_AIM_.
Copy every line, leaving nothing out and adding nothing.

Start DATA IN THIS EXERCISE

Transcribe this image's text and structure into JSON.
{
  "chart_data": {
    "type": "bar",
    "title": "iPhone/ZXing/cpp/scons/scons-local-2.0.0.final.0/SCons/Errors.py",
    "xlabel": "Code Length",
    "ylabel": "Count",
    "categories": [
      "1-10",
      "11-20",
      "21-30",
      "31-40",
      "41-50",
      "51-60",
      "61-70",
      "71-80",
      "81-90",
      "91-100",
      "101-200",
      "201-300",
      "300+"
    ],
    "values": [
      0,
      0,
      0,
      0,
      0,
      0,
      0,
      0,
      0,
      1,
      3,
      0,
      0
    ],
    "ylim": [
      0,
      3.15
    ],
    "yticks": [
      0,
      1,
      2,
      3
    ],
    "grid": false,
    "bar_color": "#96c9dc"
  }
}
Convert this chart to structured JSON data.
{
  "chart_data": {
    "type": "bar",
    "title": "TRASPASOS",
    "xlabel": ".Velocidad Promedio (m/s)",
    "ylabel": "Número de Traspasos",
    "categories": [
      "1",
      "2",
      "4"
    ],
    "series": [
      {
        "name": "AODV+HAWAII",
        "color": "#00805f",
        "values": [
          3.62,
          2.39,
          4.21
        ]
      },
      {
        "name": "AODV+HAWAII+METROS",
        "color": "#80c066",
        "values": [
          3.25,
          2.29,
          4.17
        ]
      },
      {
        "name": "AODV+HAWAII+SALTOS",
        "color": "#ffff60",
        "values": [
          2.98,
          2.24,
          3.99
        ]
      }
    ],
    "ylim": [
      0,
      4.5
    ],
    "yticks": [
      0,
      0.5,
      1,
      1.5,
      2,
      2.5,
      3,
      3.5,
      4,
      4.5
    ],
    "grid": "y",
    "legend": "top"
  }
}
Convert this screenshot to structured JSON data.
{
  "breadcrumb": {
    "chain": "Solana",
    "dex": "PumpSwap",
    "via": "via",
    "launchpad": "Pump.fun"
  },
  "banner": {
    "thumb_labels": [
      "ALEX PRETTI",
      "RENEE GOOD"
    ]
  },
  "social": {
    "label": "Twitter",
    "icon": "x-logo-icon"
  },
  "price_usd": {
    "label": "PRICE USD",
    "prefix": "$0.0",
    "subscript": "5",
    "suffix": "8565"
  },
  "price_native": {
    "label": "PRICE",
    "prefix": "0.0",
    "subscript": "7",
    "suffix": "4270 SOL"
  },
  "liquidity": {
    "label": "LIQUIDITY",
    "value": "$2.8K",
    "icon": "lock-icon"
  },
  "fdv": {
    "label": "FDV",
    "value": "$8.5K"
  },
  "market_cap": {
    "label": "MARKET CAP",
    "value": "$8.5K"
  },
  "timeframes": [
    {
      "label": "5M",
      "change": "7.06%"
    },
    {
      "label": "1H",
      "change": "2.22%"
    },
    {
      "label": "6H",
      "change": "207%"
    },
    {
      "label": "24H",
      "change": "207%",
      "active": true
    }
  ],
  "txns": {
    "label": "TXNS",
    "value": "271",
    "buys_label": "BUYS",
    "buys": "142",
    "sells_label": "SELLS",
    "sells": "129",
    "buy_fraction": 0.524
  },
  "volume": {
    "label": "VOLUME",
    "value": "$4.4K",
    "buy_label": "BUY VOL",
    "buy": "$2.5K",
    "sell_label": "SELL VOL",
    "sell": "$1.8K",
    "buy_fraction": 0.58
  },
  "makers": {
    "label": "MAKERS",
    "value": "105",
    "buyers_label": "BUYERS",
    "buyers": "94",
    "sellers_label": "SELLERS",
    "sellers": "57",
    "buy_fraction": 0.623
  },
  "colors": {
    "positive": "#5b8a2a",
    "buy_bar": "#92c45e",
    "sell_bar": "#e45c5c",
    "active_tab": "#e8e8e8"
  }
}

End DATA IN THIS EXERCISE

_RIGHT ANSWER_.
Transcribe this image's text and structure into JSON.
{
  "chart_data": {
    "type": "bar",
    "title": "iPhone/ZXing/cpp/scons/scons-local-2.0.0.final.0/SCons/Errors.py",
    "xlabel": "Code Length",
    "ylabel": "Count",
    "categories": [
      "1-10",
      "11-20",
      "21-30",
      "31-40",
      "41-50",
      "51-60",
      "61-70",
      "71-80",
      "81-90",
      "91-100",
      "101-200",
      "201-300",
      "300+"
    ],
    "values": [
      0,
      0,
      0,
      0,
      0,
      0,
      0,
      0,
      0,
      1,
      3,
      0,
      0
    ],
    "ylim": [
      0,
      3.15
    ],
    "yticks": [
      0,
      1,
      2,
      3
    ],
    "grid": false,
    "bar_color": "#96c9dc"
  }
}
Convert this chart to structured JSON data.
{
  "chart_data": {
    "type": "bar",
    "title": "TRASPASOS",
    "xlabel": ".Velocidad Promedio (m/s)",
    "ylabel": "Número de Traspasos",
    "categories": [
      "1",
      "2",
      "4"
    ],
    "series": [
      {
        "name": "AODV+HAWAII",
        "color": "#00805f",
        "values": [
          3.62,
          2.39,
          4.21
        ]
      },
      {
        "name": "AODV+HAWAII+METROS",
        "color": "#80c066",
        "values": [
          3.25,
          2.29,
          4.17
        ]
      },
      {
        "name": "AODV+HAWAII+SALTOS",
        "color": "#ffff60",
        "values": [
          2.98,
          2.24,
          3.99
        ]
      }
    ],
    "ylim": [
      0,
      4.5
    ],
    "yticks": [
      0,
      0.5,
      1,
      1.5,
      2,
      2.5,
      3,
      3.5,
      4,
      4.5
    ],
    "grid": "y",
    "legend": "top"
  }
}
Convert this screenshot to structured JSON data.
{
  "breadcrumb": {
    "chain": "Solana",
    "dex": "PumpSwap",
    "via": "via",
    "launchpad": "Pump.fun"
  },
  "banner": {
    "thumb_labels": [
      "ALEX PRETTI",
      "RENEE GOOD"
    ]
  },
  "social": {
    "label": "Twitter",
    "icon": "x-logo-icon"
  },
  "price_usd": {
    "label": "PRICE USD",
    "prefix": "$0.0",
    "subscript": "5",
    "suffix": "8565"
  },
  "price_native": {
    "label": "PRICE",
    "prefix": "0.0",
    "subscript": "7",
    "suffix": "4270 SOL"
  },
  "liquidity": {
    "label": "LIQUIDITY",
    "value": "$2.8K",
    "icon": "lock-icon"
  },
  "fdv": {
    "label": "FDV",
    "value": "$8.5K"
  },
  "market_cap": {
    "label": "MARKET CAP",
    "value": "$8.5K"
  },
  "timeframes": [
    {
      "label": "5M",
      "change": "7.06%"
    },
    {
      "label": "1H",
      "change": "2.22%"
    },
    {
      "label": "6H",
      "change": "207%"
    },
    {
      "label": "24H",
      "change": "207%",
      "active": true
    }
  ],
  "txns": {
    "label": "TXNS",
    "value": "271",
    "buys_label": "BUYS",
    "buys": "142",
    "sells_label": "SELLS",
    "sells": "129",
    "buy_fraction": 0.524
  },
  "volume": {
    "label": "VOLUME",
    "value": "$4.4K",
    "buy_label": "BUY VOL",
    "buy": "$2.5K",
    "sell_label": "SELL VOL",
    "sell": "$1.8K",
    "buy_fraction": 0.58
  },
  "makers": {
    "label": "MAKERS",
    "value": "105",
    "buyers_label": "BUYERS",
    "buyers": "94",
    "sellers_label": "SELLERS",
    "sellers": "57",
    "buy_fraction": 0.623
  },
  "colors": {
    "positive": "#5b8a2a",
    "buy_bar": "#92c45e",
    "sell_bar": "#e45c5c",
    "active_tab": "#e8e8e8"
  }
}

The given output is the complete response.